● **DESCRIPTION OF THE TASK**
Select and reproduce each line of the listing below that bears the string "Nugget".

⟨

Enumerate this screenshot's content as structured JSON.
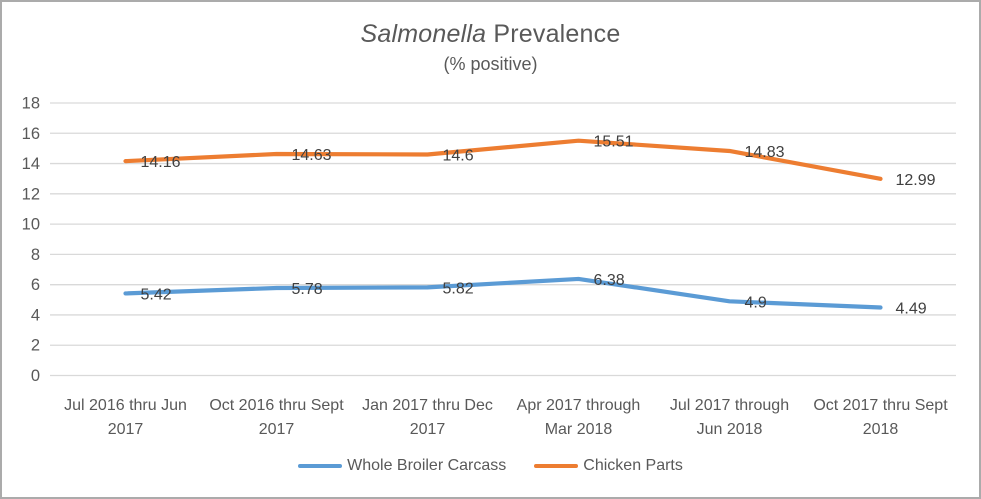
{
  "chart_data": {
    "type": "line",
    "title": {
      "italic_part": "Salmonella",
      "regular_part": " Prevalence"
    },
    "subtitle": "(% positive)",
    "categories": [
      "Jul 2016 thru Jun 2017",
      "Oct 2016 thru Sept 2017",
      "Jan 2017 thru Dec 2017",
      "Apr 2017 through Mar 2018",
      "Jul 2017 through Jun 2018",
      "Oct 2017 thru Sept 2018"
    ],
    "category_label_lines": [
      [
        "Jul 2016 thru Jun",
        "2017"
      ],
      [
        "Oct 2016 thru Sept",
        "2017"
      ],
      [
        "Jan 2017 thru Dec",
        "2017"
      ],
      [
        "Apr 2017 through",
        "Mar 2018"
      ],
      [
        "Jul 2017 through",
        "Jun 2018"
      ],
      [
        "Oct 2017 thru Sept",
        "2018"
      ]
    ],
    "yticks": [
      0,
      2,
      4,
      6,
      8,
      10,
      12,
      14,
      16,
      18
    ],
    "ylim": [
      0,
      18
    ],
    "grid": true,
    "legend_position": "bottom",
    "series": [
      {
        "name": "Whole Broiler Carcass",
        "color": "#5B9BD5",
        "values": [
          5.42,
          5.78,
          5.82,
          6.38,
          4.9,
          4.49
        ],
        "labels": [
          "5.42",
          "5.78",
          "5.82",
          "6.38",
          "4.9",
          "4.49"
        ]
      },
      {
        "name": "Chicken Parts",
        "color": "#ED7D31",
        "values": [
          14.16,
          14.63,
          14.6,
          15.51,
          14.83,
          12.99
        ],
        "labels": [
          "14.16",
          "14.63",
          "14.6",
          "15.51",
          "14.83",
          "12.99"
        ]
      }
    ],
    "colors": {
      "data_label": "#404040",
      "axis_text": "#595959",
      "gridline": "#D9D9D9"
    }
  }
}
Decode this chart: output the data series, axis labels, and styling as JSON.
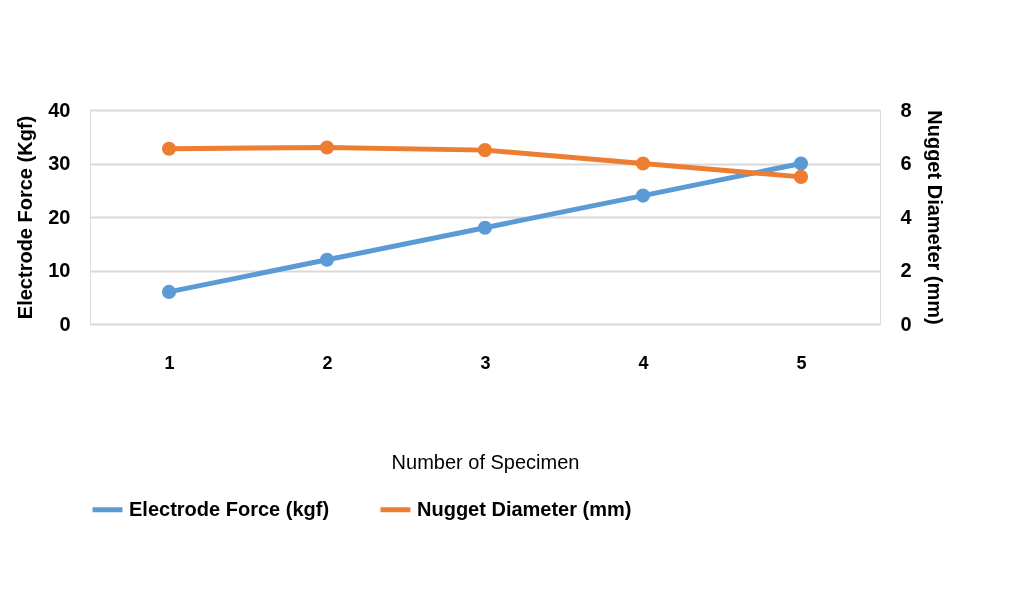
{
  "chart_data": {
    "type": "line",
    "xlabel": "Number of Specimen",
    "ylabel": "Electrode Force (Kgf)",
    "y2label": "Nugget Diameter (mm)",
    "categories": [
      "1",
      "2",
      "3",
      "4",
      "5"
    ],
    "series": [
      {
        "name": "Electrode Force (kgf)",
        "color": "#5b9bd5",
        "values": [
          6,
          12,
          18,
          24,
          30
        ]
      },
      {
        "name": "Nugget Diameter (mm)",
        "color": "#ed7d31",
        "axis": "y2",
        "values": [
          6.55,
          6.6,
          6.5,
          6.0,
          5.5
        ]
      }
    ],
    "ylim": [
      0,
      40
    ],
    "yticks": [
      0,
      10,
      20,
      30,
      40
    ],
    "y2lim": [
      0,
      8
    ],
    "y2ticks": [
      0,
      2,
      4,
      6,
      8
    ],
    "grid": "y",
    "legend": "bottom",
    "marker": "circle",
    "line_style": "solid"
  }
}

⟩
⟨

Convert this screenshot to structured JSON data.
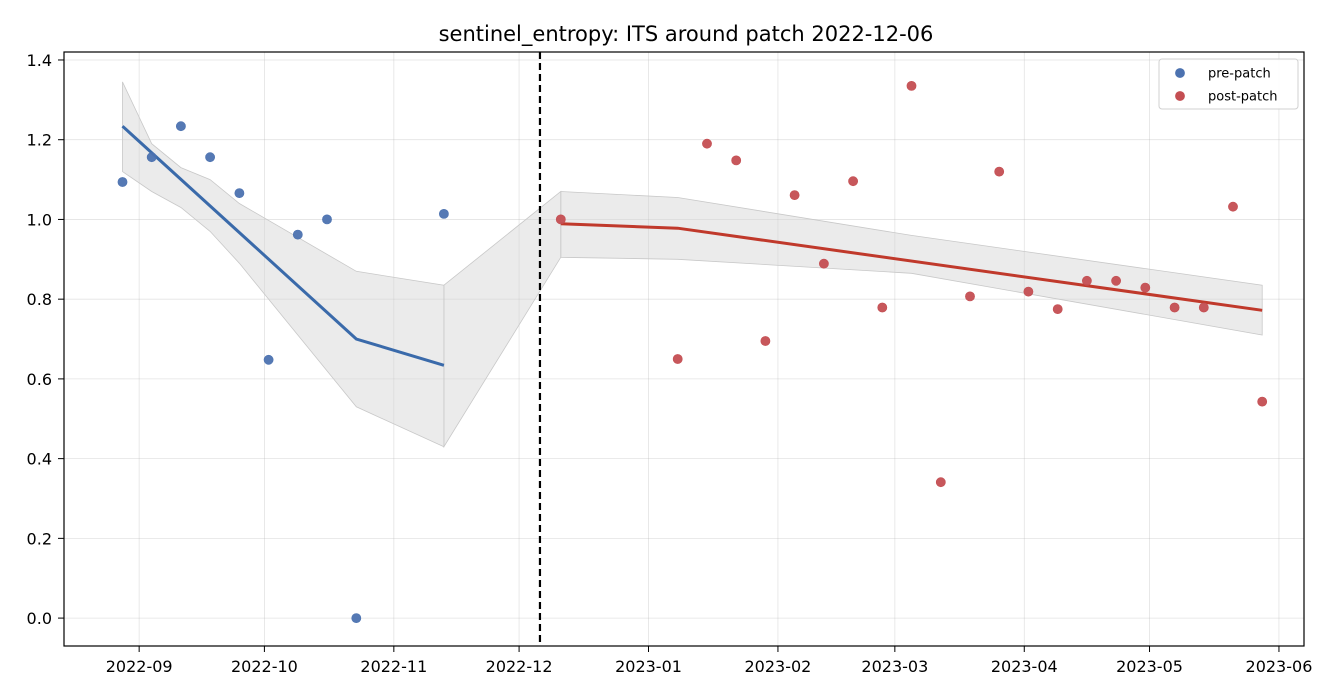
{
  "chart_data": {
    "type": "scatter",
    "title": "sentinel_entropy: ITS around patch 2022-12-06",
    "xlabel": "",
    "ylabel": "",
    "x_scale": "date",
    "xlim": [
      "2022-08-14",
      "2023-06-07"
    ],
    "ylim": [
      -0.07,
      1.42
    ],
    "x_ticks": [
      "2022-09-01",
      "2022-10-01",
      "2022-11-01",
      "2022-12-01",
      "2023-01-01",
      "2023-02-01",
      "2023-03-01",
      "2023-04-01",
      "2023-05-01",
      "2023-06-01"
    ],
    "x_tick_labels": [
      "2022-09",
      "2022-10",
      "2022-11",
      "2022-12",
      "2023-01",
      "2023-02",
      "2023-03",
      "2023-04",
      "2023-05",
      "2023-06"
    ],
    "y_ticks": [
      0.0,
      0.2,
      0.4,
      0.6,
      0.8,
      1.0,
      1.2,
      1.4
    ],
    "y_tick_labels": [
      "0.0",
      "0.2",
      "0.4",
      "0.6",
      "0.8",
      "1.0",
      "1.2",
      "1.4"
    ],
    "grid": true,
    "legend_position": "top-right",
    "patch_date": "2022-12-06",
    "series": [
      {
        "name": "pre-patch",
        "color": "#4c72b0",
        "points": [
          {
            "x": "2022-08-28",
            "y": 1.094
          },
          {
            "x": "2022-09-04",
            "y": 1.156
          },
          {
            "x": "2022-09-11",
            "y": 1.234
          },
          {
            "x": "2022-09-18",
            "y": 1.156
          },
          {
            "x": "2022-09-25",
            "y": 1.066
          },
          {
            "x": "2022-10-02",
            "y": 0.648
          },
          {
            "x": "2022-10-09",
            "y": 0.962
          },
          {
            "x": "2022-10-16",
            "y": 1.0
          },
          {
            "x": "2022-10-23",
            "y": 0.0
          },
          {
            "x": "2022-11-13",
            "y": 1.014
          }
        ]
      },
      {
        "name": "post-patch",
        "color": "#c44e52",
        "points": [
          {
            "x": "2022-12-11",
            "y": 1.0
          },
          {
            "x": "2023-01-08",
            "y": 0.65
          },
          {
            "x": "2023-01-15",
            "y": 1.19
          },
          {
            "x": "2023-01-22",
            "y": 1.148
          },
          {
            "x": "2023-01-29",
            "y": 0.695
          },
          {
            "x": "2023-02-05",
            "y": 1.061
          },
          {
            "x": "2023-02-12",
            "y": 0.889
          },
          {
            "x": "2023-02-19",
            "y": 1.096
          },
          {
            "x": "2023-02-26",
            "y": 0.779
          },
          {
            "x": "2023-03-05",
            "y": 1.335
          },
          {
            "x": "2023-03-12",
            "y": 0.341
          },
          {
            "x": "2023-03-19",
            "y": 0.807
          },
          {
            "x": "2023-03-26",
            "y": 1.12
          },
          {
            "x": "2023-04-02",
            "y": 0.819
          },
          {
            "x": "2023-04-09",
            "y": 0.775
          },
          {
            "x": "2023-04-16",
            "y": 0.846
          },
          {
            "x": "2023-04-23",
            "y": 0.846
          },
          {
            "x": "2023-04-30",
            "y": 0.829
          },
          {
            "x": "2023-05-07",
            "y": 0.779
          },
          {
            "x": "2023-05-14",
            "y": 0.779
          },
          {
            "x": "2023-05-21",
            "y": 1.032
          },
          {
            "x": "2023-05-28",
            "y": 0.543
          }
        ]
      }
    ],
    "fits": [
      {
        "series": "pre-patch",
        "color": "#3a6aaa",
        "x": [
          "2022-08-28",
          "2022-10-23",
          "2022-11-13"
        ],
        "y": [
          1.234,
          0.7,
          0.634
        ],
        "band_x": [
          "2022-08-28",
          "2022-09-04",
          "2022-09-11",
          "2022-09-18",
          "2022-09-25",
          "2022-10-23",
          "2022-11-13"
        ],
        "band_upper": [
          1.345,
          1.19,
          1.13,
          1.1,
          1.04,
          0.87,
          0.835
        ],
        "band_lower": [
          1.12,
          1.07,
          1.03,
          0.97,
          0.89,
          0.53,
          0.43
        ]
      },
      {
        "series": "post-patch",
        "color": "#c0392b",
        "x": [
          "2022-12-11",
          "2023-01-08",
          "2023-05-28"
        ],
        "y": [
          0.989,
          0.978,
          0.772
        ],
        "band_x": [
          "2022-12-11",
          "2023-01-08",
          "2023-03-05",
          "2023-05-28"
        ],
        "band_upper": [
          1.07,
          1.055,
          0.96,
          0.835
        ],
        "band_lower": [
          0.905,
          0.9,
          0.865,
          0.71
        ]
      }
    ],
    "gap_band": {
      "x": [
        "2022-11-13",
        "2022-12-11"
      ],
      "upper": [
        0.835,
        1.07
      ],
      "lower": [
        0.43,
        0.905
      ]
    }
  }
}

⟩

● **THE RESULT**
    "y2label": "Nugget Diameter (mm)",
        "name": "Nugget Diameter (mm)",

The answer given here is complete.